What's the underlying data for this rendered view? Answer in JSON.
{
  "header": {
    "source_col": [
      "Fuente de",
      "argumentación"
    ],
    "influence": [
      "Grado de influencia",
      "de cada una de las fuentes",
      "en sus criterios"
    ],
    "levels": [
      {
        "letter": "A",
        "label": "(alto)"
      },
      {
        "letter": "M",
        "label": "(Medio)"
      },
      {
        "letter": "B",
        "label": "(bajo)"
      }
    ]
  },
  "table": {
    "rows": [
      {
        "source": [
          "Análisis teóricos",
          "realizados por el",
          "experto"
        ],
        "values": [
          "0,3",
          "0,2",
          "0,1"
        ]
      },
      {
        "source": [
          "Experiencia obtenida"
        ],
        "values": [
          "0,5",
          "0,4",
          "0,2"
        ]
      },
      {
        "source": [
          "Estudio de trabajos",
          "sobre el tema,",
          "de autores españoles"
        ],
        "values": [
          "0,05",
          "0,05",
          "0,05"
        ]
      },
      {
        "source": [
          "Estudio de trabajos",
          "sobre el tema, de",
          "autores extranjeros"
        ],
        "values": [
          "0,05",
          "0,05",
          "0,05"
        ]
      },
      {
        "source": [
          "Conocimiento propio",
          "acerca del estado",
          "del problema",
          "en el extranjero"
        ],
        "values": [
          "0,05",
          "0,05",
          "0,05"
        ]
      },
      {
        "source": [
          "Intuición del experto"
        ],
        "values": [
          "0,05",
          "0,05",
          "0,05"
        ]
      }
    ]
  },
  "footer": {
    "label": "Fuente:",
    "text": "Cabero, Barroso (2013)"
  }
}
# # # # #
-- GIVEN REQUEST --
Give the count of lines that hold the word "autores", with nothing added.

-- SOLUTION FOR THIS EXERCISE --
2